→ TASK DIRECTIONS: Look for "Mean" in the material below and show each line that contains it.

→ SUPPLIED ENTRIES:
*-*-*
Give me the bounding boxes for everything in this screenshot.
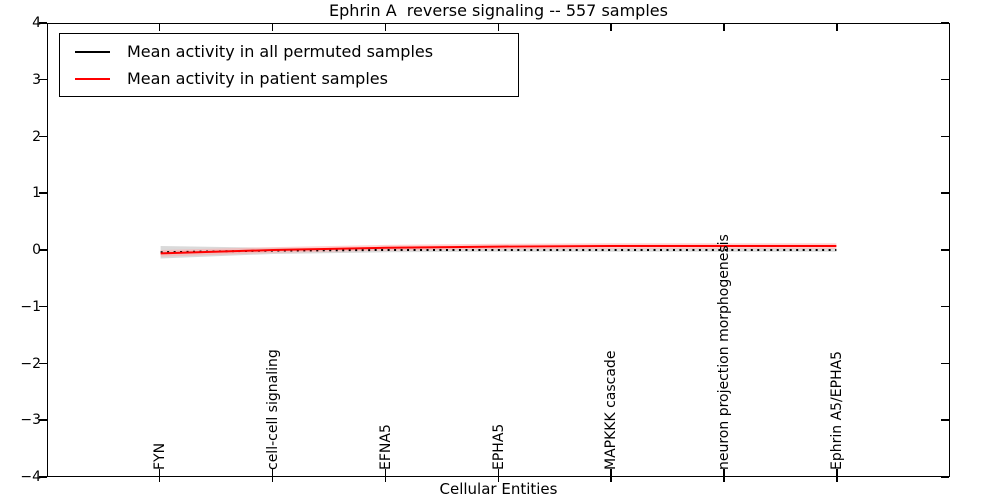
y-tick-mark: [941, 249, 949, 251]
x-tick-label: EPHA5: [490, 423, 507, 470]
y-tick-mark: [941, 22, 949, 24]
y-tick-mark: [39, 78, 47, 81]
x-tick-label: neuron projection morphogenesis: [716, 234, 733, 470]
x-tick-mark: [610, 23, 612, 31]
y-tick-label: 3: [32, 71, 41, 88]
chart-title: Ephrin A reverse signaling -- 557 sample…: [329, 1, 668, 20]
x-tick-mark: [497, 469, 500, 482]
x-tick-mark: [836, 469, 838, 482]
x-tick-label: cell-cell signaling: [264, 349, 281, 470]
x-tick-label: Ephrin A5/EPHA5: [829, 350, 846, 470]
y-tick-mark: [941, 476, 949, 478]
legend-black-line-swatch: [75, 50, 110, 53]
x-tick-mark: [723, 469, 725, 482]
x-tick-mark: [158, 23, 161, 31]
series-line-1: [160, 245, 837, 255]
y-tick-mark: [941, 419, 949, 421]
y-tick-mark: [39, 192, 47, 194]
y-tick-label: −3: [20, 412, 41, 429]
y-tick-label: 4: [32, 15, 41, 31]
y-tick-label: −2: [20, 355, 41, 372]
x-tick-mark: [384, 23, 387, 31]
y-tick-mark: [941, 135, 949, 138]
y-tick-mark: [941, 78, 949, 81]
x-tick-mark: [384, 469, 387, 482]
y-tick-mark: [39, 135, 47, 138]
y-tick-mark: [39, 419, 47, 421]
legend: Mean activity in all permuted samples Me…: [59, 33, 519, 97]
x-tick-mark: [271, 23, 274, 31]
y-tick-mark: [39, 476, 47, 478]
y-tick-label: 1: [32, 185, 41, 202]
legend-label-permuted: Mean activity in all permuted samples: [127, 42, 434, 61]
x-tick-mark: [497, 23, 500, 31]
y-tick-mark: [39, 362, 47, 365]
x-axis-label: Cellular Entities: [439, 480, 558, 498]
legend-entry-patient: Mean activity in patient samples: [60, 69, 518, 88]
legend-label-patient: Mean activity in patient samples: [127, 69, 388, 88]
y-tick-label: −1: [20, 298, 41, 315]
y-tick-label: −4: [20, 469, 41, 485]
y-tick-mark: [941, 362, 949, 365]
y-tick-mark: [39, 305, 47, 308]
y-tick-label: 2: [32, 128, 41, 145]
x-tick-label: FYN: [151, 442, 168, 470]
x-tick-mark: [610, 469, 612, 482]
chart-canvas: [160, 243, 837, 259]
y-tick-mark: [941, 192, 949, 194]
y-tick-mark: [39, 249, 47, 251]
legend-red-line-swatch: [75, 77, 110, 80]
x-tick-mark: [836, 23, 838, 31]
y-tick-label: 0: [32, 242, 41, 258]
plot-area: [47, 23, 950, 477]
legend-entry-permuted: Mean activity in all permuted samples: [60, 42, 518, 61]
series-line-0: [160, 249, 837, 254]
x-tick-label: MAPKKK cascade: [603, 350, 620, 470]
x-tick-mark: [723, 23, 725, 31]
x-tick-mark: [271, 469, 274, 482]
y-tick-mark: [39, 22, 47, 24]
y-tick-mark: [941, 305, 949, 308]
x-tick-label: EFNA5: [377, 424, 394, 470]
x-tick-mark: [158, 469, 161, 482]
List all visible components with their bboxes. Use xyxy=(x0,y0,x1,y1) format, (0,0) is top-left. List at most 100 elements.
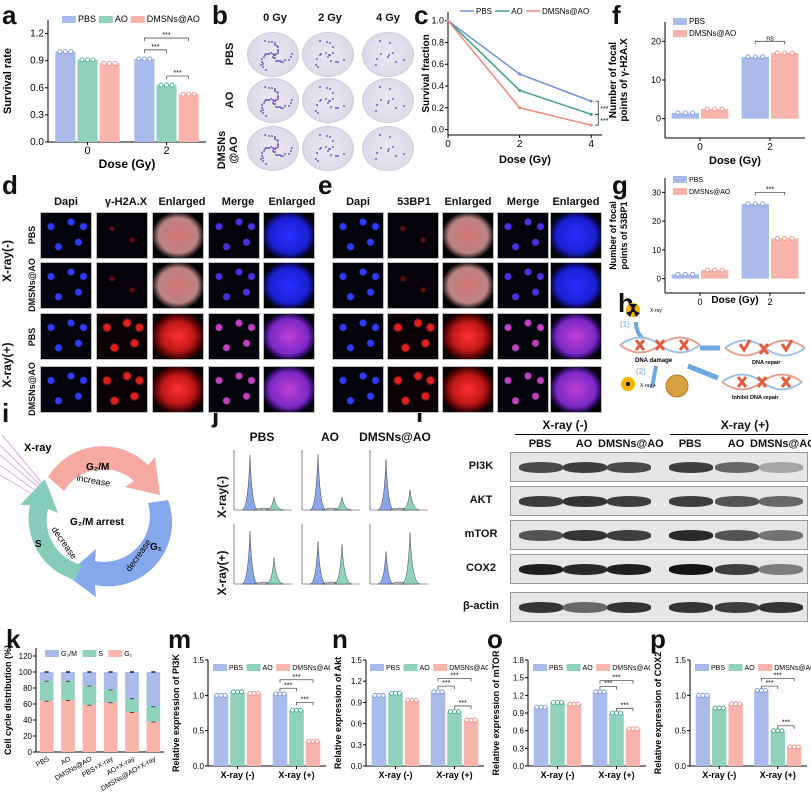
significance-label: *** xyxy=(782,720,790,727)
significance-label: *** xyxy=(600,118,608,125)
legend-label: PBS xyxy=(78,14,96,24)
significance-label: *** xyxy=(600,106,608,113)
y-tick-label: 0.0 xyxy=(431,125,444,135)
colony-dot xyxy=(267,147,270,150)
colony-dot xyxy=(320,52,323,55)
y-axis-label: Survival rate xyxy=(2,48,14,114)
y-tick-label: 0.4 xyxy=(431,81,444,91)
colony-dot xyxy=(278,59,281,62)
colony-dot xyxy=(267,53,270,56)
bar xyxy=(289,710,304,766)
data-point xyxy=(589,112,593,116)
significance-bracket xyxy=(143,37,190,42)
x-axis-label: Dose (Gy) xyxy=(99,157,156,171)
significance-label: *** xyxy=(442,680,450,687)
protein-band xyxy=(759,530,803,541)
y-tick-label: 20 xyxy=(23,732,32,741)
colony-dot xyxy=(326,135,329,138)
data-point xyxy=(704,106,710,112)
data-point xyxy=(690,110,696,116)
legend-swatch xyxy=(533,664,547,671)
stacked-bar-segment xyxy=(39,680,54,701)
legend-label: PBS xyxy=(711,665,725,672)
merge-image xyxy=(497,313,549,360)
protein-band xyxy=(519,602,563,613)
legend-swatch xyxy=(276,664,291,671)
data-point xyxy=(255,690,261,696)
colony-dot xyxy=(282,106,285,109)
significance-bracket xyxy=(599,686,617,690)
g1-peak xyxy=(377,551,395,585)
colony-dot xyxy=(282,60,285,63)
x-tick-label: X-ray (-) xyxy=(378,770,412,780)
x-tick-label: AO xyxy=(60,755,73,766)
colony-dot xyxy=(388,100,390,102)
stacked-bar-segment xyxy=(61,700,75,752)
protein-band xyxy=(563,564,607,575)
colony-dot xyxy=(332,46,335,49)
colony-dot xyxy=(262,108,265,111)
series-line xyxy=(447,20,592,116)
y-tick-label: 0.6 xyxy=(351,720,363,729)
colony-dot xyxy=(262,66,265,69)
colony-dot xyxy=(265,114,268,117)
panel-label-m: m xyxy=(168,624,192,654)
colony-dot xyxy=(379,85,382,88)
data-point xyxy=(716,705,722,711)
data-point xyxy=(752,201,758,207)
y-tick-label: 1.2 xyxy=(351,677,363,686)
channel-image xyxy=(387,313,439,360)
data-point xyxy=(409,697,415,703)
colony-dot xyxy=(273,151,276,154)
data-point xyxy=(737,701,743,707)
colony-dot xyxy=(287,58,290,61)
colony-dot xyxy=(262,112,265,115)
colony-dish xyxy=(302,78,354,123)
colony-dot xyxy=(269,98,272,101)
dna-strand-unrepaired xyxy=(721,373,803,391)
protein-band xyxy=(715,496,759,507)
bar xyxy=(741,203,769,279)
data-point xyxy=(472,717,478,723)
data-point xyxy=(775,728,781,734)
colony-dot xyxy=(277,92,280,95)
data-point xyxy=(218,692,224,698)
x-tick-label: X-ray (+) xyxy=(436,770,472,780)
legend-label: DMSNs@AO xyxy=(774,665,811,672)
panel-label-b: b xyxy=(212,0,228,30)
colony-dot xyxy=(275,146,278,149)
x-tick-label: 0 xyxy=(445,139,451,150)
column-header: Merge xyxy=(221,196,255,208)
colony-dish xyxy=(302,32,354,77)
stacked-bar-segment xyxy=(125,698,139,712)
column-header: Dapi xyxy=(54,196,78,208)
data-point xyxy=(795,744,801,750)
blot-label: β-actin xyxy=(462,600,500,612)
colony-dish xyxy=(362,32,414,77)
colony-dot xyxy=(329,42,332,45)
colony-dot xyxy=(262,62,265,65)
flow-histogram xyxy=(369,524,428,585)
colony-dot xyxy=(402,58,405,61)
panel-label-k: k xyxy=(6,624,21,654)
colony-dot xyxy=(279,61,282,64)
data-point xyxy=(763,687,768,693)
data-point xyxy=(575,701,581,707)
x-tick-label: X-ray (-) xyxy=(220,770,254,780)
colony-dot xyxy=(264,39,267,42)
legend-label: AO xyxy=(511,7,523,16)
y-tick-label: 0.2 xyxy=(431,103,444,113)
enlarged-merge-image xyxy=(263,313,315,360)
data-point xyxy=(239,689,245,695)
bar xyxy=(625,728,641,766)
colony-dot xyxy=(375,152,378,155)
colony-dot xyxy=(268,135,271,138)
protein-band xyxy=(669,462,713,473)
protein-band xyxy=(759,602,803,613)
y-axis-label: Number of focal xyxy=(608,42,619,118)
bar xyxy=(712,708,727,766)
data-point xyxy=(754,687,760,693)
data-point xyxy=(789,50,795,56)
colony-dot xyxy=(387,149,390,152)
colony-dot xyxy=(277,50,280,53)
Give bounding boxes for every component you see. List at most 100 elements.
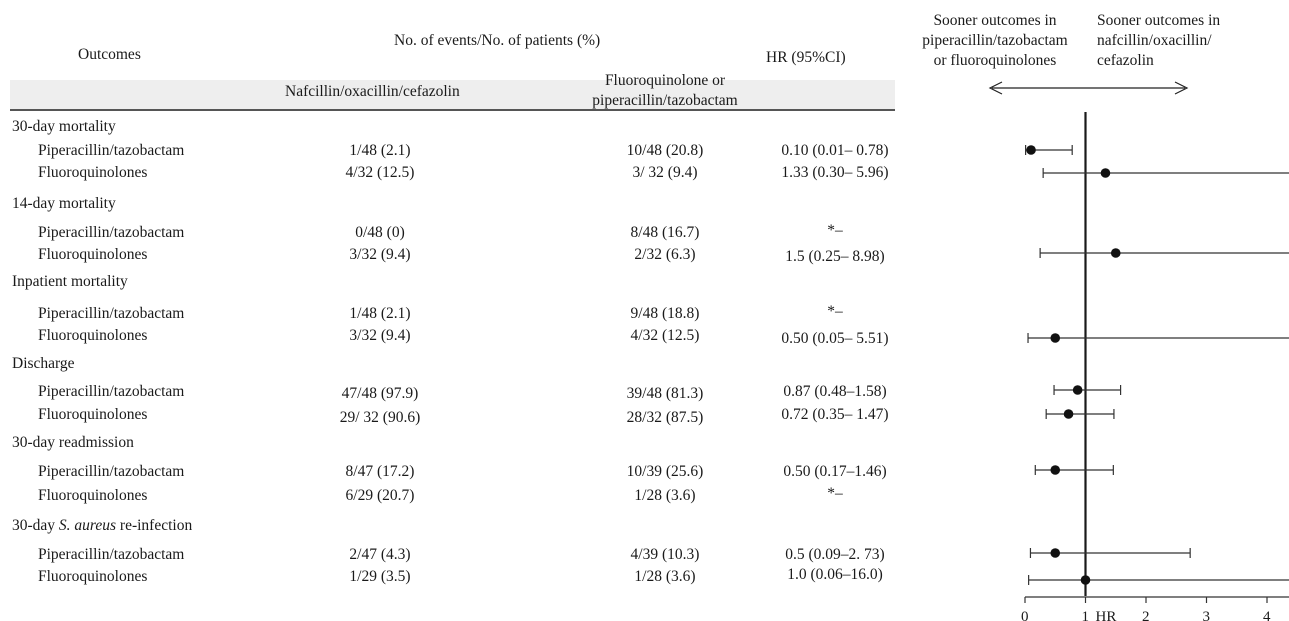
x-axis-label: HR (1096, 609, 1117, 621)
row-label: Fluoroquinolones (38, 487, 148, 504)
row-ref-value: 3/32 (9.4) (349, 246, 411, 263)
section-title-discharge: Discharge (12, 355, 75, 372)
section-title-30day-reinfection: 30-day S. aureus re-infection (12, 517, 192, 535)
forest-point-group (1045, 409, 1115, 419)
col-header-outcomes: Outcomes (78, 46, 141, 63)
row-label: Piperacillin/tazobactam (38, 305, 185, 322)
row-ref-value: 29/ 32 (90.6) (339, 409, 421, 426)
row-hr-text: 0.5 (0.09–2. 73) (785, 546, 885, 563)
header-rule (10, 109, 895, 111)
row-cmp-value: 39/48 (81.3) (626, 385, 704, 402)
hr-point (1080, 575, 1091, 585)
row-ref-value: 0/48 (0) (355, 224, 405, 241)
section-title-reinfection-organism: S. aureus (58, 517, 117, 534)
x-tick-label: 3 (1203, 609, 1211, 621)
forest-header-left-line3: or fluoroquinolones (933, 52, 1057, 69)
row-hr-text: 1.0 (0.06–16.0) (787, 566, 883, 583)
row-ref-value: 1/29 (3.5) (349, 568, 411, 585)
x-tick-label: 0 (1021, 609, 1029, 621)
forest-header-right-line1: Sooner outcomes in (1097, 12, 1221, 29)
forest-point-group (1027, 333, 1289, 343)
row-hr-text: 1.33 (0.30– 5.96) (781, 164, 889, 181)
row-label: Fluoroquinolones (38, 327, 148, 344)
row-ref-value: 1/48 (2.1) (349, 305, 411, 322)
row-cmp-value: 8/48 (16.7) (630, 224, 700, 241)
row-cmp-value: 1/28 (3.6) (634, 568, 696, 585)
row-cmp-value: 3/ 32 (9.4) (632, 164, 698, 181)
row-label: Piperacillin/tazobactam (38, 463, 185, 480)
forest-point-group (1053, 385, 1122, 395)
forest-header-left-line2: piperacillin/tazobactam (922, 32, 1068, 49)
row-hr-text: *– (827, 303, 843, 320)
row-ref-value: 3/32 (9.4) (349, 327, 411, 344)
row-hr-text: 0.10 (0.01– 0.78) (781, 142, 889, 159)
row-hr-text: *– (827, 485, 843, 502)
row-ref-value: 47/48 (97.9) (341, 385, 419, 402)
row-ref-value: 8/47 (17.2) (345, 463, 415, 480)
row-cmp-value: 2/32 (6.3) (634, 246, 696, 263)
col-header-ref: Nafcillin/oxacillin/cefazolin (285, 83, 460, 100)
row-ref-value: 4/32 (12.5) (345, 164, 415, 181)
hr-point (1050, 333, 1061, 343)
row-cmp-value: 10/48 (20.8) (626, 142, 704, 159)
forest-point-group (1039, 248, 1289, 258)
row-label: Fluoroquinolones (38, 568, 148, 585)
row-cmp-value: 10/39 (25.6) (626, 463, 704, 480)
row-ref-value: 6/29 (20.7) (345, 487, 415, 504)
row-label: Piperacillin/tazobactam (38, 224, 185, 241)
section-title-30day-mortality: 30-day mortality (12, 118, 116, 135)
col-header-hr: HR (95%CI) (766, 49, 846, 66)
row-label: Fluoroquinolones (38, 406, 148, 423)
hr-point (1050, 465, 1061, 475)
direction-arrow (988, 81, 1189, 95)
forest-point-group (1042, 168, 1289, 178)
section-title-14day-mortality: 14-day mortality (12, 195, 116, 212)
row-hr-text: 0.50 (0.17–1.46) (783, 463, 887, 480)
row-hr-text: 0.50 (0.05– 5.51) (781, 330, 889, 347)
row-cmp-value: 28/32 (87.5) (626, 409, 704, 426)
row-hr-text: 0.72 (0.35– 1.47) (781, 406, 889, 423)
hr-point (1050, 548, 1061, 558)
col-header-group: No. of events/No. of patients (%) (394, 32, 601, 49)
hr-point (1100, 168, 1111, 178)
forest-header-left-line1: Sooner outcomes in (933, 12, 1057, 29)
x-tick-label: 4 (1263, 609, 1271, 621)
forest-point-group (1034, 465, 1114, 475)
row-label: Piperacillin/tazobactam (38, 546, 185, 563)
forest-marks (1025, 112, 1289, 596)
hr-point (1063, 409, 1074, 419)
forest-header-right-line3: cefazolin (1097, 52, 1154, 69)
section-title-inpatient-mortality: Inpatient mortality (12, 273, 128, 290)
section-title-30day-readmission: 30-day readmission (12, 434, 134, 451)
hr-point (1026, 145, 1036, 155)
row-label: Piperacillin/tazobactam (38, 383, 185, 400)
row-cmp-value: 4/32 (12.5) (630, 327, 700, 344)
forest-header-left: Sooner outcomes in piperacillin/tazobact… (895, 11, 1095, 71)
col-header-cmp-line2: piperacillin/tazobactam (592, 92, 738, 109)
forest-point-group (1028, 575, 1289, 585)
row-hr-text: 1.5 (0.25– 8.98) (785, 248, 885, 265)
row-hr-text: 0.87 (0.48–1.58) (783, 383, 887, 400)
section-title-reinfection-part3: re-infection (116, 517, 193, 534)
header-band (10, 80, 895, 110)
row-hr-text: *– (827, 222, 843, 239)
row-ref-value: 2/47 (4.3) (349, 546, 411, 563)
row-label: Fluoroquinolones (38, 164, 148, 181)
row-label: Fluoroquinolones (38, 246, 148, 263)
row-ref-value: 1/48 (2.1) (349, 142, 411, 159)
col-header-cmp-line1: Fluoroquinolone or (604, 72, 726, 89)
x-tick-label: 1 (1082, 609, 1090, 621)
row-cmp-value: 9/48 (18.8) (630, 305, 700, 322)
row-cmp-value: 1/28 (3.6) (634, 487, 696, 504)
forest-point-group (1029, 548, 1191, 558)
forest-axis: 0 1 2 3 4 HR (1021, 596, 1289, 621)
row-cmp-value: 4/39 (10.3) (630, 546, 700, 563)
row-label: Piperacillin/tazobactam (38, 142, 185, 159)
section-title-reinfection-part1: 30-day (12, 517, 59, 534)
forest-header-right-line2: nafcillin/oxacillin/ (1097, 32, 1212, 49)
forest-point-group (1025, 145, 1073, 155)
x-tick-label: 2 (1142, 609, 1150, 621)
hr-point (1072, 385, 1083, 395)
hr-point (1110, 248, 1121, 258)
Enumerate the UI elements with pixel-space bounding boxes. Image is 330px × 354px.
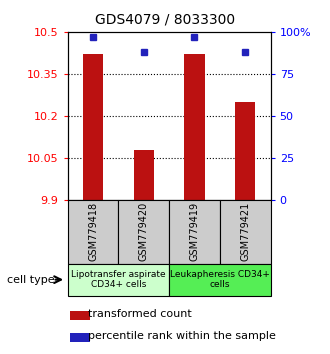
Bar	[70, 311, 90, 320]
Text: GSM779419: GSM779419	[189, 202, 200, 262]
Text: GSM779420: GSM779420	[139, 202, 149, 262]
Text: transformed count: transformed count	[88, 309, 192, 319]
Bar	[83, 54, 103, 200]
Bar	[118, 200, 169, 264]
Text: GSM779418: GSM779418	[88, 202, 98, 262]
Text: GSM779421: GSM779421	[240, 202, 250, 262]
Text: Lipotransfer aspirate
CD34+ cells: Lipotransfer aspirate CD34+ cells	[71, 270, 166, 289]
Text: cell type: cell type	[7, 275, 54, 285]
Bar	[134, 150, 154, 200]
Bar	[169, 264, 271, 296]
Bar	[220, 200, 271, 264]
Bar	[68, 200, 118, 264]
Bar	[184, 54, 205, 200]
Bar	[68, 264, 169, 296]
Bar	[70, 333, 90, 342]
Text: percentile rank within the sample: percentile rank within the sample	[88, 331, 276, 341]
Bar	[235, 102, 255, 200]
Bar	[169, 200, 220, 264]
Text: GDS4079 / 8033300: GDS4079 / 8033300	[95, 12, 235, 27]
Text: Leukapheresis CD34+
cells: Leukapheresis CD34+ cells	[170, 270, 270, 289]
*-*-*
→ COMPLETED EXERCISE:
legend: Mean activity in all permuted samples Me…: [59, 33, 519, 97]
legend-label-permuted: Mean activity in all permuted samples: [127, 42, 434, 61]
legend-entry-patient: Mean activity in patient samples: [60, 69, 518, 88]
legend-label-patient: Mean activity in patient samples: [127, 69, 388, 88]
legend-entry-permuted: Mean activity in all permuted samples: [60, 42, 518, 61]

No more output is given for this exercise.